**Task statement**
Which lines in the material below contain the word "личный"? Copy each of them.

**Material provided**
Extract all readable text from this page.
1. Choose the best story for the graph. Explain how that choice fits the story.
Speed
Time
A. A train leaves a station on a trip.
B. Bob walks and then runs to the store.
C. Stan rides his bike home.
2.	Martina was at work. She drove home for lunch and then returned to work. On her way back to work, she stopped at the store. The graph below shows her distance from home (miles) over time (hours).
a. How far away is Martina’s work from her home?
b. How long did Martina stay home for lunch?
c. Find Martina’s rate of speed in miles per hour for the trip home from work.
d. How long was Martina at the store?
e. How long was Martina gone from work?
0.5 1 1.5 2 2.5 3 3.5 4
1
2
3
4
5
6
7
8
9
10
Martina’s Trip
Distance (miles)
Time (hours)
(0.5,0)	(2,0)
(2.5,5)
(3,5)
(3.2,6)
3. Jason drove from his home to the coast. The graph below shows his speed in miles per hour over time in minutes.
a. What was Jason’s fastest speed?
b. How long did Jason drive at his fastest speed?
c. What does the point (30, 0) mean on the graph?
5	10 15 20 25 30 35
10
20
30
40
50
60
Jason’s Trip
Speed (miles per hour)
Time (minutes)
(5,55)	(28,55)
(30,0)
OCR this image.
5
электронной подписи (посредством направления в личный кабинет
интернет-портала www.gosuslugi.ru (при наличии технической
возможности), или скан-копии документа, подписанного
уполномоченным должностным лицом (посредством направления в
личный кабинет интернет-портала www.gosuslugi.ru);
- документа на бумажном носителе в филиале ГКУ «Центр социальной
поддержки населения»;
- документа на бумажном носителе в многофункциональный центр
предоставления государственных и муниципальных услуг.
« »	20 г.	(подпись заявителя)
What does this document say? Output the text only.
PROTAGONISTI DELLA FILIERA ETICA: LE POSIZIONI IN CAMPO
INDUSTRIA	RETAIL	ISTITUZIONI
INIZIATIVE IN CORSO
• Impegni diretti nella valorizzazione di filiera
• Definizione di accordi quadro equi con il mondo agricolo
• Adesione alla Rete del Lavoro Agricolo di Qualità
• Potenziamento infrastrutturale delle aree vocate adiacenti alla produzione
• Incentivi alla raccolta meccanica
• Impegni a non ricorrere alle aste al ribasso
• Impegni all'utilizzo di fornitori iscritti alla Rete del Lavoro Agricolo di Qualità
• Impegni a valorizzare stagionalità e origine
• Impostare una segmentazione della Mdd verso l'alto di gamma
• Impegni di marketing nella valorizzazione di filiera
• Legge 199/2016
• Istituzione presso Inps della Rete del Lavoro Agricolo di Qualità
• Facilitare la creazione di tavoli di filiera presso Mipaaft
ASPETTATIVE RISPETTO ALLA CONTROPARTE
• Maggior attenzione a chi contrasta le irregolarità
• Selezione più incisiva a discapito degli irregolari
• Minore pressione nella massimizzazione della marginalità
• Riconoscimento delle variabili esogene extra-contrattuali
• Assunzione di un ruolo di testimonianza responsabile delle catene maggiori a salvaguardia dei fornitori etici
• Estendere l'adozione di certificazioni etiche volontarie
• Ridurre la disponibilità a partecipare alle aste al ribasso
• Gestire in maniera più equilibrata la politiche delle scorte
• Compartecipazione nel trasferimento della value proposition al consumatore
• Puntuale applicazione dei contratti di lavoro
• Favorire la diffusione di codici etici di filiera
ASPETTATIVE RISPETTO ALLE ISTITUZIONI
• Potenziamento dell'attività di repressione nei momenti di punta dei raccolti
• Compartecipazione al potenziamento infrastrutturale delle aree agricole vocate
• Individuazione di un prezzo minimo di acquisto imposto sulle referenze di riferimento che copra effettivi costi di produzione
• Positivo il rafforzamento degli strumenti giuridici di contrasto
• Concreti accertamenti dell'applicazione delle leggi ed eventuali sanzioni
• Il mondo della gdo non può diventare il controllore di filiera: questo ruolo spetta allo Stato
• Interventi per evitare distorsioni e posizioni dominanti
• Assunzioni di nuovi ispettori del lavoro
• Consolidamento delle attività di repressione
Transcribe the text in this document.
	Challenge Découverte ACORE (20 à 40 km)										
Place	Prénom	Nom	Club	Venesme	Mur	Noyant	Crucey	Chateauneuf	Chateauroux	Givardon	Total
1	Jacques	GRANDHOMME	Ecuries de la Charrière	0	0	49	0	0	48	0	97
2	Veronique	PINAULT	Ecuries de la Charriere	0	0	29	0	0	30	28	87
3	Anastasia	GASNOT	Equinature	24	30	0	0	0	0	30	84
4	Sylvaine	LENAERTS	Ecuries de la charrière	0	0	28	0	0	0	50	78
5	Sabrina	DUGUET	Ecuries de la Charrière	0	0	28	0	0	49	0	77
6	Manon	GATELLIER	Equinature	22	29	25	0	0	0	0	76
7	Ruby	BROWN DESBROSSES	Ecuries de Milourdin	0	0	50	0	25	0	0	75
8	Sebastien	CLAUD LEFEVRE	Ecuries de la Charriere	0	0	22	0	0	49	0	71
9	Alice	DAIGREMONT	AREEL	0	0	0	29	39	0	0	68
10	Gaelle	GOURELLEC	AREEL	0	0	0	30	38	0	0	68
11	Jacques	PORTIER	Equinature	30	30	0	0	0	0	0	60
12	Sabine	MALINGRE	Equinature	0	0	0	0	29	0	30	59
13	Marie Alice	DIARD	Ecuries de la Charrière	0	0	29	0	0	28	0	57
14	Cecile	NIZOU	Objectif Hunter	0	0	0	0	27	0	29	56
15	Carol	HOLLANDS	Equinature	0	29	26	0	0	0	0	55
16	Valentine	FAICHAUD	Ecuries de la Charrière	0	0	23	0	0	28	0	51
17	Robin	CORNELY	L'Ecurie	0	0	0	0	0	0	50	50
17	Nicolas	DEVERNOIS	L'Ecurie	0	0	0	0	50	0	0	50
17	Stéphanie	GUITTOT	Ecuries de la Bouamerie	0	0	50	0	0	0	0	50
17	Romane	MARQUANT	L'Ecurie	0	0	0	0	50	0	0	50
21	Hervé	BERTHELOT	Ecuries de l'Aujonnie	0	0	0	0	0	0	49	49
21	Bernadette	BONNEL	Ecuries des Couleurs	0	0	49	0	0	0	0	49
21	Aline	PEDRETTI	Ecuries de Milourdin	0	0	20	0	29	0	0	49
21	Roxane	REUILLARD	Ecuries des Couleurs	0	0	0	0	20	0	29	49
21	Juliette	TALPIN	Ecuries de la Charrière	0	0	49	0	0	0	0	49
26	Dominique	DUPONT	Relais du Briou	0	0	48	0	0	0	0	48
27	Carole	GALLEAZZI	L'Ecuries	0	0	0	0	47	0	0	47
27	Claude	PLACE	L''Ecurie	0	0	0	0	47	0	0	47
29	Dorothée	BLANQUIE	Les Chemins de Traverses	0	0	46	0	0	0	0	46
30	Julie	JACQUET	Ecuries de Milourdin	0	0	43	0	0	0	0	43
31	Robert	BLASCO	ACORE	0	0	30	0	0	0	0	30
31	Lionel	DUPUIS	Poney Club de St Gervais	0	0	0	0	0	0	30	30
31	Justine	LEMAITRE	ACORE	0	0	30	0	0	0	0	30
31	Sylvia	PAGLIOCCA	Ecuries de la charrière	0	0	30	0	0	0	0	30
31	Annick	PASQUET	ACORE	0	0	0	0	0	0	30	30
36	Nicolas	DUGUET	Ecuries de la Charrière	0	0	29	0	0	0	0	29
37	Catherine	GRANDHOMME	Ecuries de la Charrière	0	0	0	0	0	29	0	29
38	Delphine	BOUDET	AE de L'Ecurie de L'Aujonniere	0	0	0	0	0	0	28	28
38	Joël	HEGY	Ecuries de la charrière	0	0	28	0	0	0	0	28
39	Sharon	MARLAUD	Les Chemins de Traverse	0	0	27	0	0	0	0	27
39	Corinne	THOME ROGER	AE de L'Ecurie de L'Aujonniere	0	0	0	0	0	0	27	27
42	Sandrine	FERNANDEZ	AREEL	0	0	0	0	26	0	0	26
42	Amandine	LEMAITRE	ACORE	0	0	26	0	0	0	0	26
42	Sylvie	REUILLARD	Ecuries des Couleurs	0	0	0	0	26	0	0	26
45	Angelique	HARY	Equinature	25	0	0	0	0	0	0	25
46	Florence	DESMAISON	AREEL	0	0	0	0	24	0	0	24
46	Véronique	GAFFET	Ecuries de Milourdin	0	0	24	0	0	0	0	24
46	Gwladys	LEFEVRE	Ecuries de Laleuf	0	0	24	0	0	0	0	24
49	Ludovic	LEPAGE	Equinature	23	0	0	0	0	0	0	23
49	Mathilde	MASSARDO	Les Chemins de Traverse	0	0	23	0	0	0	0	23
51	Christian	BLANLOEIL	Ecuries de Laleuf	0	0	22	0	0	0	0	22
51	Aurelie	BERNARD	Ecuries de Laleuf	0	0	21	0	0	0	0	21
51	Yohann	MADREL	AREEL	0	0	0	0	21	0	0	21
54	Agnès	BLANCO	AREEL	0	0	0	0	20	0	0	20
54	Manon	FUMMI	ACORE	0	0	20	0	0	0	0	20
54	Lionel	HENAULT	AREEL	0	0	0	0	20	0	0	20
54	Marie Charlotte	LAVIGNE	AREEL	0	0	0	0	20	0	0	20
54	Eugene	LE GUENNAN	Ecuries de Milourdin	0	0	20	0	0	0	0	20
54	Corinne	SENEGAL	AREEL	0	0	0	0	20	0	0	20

**Completed task**
электронной подписи (посредством направления в личный кабинет
личный кабинет интернет-портала www.gosuslugi.ru);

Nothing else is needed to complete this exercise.